Directions for this task: Start with the line containing "Output the text content of this document." and write out each line through the end of the listing, exactly as given.

[Records from a data source]
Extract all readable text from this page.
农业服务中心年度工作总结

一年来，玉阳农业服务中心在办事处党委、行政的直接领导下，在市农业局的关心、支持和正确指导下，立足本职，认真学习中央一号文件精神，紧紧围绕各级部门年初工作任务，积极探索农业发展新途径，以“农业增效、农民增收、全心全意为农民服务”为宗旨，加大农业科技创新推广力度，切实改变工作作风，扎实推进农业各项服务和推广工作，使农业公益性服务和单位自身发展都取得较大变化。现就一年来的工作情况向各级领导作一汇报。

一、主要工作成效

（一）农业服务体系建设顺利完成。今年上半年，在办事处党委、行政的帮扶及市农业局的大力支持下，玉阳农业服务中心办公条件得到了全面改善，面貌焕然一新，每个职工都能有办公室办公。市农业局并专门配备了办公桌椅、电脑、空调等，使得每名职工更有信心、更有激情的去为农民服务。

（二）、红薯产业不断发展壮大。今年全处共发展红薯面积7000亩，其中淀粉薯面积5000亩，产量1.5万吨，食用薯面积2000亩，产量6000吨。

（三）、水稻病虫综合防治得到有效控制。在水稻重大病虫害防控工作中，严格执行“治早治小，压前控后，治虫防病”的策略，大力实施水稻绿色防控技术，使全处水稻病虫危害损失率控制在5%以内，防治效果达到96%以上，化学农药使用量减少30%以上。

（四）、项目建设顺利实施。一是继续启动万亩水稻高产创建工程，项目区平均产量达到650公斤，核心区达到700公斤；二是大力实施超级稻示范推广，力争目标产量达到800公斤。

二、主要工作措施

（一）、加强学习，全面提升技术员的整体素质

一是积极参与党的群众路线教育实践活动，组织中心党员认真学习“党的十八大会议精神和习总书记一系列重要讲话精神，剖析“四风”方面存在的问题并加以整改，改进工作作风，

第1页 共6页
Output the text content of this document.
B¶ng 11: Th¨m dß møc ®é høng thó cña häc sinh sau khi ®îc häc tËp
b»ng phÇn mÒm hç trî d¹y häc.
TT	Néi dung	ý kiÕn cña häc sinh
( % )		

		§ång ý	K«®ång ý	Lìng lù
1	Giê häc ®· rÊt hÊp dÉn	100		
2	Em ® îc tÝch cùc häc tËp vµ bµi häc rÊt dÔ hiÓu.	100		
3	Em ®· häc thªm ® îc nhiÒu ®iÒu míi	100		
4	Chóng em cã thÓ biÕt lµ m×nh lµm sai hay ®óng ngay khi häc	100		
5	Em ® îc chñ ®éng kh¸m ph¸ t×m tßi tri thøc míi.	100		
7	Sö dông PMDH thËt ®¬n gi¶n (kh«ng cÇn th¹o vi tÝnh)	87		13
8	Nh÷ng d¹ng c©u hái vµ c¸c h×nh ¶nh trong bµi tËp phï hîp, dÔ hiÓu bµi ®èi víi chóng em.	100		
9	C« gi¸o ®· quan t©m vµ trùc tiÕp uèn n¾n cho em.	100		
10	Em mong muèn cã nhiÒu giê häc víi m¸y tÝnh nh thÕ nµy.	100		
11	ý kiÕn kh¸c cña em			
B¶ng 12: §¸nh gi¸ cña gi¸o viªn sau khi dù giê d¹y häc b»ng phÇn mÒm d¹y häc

Task output:
Output the text content of this document.
B¶ng 11: Th¨m dß møc ®é høng thó cña häc sinh sau khi ®îc häc tËp
b»ng phÇn mÒm hç trî d¹y häc.
TT	Néi dung	ý kiÕn cña häc sinh
( % )		

		§ång ý	K«®ång ý	Lìng lù
1	Giê häc ®· rÊt hÊp dÉn	100		
2	Em ® îc tÝch cùc häc tËp vµ bµi häc rÊt dÔ hiÓu.	100		
3	Em ®· häc thªm ® îc nhiÒu ®iÒu míi	100		
4	Chóng em cã thÓ biÕt lµ m×nh lµm sai hay ®óng ngay khi häc	100		
5	Em ® îc chñ ®éng kh¸m ph¸ t×m tßi tri thøc míi.	100		
7	Sö dông PMDH thËt ®¬n gi¶n (kh«ng cÇn th¹o vi tÝnh)	87		13
8	Nh÷ng d¹ng c©u hái vµ c¸c h×nh ¶nh trong bµi tËp phï hîp, dÔ hiÓu bµi ®èi víi chóng em.	100		
9	C« gi¸o ®· quan t©m vµ trùc tiÕp uèn n¾n cho em.	100		
10	Em mong muèn cã nhiÒu giê häc víi m¸y tÝnh nh thÕ nµy.	100		
11	ý kiÕn kh¸c cña em			
B¶ng 12: §¸nh gi¸ cña gi¸o viªn sau khi dù giê d¹y häc b»ng phÇn mÒm d¹y häc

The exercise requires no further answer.